Source data
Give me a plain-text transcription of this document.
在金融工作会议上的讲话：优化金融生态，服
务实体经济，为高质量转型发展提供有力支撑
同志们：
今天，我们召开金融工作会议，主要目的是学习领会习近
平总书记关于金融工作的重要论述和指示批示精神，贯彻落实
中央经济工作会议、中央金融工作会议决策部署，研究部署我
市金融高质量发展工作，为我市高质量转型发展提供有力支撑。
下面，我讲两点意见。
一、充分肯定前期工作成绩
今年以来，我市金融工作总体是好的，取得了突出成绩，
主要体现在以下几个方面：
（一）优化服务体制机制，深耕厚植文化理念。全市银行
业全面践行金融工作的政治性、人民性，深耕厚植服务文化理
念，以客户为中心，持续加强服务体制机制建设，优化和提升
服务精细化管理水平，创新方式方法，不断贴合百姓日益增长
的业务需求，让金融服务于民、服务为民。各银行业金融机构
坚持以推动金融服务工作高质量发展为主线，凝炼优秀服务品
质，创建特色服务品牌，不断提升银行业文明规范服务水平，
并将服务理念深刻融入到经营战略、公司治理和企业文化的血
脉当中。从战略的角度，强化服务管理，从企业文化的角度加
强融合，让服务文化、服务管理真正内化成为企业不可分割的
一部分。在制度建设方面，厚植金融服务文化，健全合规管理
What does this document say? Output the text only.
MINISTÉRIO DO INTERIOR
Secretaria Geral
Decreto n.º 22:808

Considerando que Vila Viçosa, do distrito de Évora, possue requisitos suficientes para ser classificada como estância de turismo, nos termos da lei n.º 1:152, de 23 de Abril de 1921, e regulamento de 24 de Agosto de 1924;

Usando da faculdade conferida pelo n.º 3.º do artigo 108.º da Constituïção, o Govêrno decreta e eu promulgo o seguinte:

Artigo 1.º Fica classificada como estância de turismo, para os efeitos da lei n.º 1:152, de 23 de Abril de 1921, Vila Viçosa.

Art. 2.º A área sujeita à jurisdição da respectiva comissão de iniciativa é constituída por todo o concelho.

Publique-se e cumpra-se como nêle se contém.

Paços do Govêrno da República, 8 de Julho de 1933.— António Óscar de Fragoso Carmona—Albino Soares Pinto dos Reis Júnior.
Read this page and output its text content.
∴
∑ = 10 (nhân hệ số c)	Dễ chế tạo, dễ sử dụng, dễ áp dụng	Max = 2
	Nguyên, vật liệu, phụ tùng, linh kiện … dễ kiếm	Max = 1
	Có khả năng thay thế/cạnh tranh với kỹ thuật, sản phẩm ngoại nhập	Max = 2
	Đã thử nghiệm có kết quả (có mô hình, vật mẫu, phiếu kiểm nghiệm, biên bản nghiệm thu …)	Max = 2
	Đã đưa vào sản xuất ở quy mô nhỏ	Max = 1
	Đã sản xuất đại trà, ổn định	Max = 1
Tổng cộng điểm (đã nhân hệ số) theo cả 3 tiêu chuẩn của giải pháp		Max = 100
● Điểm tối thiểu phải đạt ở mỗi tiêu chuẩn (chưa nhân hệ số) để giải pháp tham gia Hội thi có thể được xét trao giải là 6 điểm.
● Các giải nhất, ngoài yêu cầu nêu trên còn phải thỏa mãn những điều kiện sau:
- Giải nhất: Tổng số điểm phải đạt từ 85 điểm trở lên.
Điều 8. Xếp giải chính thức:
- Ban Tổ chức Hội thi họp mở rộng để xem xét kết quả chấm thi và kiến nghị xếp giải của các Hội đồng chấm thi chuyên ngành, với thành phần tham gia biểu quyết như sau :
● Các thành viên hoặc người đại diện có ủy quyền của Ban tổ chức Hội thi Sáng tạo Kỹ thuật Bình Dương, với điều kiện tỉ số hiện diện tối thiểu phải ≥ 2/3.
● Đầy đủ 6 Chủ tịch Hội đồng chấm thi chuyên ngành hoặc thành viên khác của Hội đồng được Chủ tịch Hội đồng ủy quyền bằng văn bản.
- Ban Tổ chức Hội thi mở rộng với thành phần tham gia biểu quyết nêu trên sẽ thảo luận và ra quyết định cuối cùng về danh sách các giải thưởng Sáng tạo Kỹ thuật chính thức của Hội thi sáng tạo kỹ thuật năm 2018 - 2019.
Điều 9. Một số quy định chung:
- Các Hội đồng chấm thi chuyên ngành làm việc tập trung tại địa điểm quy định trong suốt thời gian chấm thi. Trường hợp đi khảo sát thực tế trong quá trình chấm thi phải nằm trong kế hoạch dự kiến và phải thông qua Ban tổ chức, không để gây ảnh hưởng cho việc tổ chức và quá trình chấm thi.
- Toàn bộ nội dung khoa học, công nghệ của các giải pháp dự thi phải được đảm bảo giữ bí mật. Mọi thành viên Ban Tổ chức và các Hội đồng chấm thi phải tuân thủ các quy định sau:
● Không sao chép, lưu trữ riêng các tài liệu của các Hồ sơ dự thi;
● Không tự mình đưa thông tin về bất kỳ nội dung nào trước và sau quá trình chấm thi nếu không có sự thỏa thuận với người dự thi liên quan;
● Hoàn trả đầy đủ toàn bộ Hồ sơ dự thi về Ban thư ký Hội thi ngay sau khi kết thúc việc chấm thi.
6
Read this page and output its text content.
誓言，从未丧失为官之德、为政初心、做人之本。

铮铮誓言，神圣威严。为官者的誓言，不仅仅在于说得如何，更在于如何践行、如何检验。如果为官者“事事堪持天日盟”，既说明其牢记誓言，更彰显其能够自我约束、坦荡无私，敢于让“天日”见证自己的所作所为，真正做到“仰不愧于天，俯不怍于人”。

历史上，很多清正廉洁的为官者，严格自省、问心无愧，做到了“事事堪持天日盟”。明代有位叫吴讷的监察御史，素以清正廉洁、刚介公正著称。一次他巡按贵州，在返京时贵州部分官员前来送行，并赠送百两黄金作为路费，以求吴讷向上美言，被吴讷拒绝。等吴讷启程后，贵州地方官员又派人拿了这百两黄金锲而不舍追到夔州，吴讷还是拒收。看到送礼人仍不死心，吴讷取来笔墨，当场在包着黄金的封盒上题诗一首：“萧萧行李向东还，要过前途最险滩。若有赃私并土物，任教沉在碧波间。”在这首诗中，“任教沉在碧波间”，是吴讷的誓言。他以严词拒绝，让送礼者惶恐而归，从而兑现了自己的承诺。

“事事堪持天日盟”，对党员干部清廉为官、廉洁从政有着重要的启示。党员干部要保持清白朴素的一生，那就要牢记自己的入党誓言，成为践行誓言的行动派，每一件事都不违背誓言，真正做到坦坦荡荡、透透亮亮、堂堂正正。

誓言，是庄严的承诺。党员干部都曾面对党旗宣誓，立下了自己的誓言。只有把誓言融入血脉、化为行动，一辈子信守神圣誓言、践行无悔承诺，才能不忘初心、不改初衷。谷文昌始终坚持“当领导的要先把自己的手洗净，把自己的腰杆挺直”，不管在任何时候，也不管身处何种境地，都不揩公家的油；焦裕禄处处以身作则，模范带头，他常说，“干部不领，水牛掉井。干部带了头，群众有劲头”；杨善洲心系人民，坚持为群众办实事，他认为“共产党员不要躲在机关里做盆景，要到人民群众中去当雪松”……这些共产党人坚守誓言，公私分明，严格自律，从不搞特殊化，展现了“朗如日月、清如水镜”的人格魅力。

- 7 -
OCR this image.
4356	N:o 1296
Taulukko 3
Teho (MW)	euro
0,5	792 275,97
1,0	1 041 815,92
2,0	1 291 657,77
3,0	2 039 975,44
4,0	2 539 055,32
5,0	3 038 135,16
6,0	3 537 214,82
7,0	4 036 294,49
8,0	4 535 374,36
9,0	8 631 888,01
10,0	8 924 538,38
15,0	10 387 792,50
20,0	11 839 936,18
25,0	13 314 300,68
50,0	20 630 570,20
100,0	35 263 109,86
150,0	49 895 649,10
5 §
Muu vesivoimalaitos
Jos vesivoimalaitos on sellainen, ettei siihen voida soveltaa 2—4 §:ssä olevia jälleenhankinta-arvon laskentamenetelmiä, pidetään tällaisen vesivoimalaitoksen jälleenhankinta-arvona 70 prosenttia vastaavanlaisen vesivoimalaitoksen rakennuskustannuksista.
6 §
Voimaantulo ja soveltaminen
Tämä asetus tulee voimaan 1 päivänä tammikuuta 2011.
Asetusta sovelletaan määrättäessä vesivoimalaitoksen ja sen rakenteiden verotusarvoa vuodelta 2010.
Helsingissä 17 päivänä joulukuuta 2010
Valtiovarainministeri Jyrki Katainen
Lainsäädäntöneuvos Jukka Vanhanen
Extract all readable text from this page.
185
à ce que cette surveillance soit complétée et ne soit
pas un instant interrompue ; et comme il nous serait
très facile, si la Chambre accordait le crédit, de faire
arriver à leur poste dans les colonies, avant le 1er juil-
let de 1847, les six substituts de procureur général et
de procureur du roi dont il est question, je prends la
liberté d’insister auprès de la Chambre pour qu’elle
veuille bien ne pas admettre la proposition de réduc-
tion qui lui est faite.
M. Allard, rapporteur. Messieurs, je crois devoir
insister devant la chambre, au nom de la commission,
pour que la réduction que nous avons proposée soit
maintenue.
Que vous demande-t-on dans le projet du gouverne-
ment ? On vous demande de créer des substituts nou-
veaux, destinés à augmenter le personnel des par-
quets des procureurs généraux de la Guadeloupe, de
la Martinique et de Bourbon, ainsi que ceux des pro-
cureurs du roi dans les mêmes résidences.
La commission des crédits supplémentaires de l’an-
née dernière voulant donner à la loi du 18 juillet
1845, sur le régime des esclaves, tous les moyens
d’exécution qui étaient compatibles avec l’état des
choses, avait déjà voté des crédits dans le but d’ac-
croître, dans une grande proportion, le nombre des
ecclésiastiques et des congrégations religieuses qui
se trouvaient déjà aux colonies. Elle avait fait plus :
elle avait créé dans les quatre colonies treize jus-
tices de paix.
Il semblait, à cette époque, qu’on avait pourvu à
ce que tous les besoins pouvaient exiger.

→ **Stated task**
Of the lines in the data above, how many contain the word "dans"? Give only that figure.

→ **The solution**
6